■ **The problem**
Beneath this task is a listing. State how many of its lines include the string "настоящему", giving nothing but the number.

■ **Material provided**
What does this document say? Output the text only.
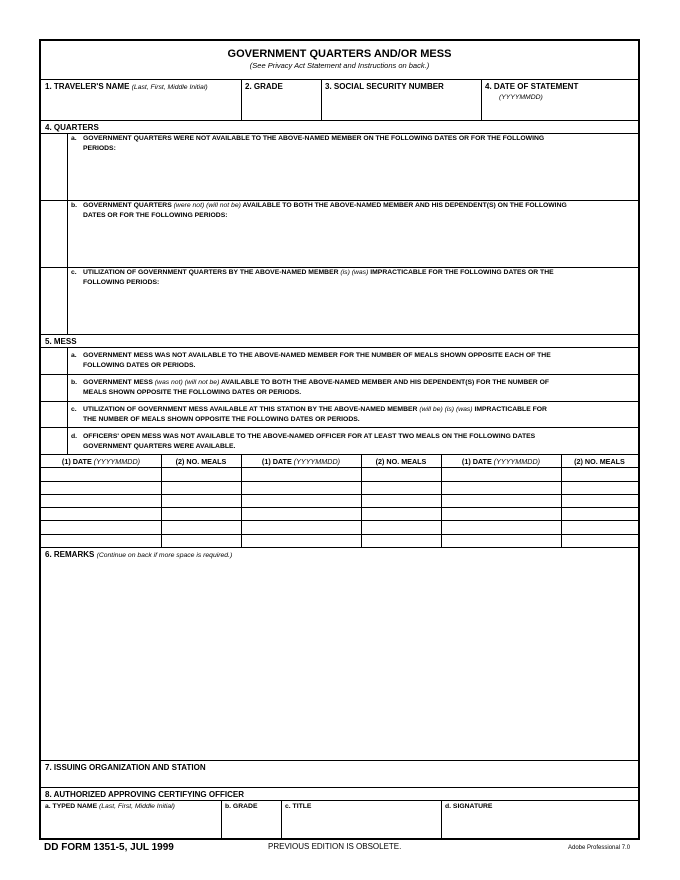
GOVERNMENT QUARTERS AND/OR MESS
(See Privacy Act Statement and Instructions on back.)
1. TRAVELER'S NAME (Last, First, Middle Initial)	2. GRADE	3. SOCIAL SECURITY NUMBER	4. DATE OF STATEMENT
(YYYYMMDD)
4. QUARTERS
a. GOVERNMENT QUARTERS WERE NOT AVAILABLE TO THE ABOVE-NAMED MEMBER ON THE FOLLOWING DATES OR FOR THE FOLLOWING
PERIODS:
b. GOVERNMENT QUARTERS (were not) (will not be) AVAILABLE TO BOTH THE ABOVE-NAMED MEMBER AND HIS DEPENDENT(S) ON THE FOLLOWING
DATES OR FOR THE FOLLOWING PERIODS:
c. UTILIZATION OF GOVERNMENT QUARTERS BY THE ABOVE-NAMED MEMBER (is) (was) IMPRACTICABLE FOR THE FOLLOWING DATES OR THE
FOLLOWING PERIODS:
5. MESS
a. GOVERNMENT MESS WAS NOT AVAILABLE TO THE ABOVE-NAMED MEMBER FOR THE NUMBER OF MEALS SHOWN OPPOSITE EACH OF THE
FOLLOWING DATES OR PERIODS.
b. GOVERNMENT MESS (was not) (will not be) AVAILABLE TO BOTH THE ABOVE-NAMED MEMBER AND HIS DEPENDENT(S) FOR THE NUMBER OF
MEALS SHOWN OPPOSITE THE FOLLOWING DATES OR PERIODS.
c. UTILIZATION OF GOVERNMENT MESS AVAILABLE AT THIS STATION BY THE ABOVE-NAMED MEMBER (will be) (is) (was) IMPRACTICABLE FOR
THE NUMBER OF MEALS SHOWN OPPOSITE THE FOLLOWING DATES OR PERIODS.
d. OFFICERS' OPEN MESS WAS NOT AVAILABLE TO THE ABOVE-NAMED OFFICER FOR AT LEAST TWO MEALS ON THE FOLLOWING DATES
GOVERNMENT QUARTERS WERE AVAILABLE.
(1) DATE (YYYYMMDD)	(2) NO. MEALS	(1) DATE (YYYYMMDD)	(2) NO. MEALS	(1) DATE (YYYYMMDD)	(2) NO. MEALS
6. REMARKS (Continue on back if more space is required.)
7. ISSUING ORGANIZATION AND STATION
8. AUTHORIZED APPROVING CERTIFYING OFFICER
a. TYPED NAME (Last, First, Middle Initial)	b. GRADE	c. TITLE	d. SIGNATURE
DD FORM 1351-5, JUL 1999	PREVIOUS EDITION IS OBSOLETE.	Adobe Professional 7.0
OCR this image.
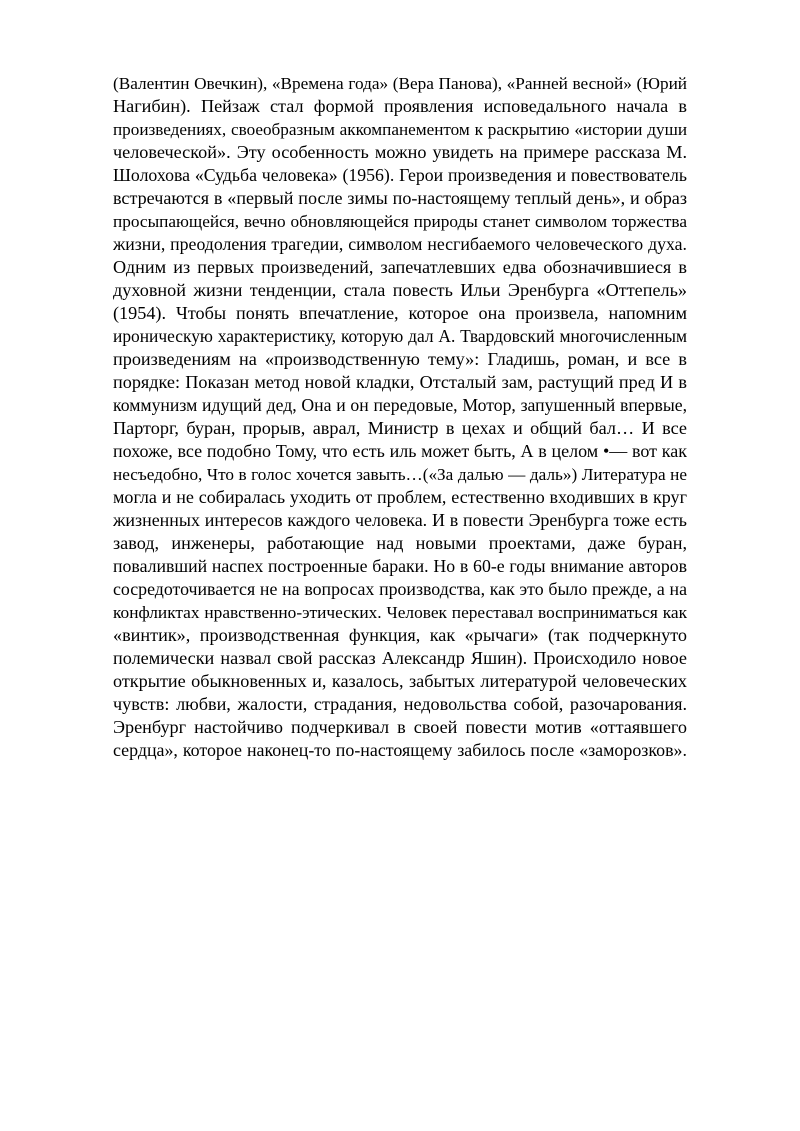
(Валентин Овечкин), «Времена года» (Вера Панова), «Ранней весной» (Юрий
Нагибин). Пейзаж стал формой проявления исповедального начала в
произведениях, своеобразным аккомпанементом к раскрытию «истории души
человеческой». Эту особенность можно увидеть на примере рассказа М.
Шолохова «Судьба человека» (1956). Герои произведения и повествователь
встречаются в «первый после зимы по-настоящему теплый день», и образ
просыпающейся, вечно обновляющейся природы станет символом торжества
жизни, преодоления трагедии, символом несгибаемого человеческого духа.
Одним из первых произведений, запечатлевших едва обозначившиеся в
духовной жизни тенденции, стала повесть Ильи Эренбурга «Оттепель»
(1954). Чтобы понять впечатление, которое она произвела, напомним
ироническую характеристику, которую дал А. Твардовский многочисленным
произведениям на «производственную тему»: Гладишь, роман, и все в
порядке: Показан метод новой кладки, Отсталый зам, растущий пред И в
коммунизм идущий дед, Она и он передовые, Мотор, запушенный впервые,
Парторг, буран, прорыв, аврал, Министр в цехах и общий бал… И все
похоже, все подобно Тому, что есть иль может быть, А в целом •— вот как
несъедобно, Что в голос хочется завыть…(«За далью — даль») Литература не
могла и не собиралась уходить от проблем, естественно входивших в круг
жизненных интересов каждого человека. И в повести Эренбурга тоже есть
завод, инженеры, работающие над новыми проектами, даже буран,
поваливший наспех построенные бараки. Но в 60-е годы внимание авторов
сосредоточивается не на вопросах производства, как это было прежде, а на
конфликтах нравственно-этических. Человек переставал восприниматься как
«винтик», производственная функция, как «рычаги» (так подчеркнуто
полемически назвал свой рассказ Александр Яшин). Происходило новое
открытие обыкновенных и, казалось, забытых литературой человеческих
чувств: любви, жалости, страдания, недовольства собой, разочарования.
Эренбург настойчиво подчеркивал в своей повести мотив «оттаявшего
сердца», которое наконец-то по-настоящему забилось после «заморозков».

■ **Response for this exercise**
2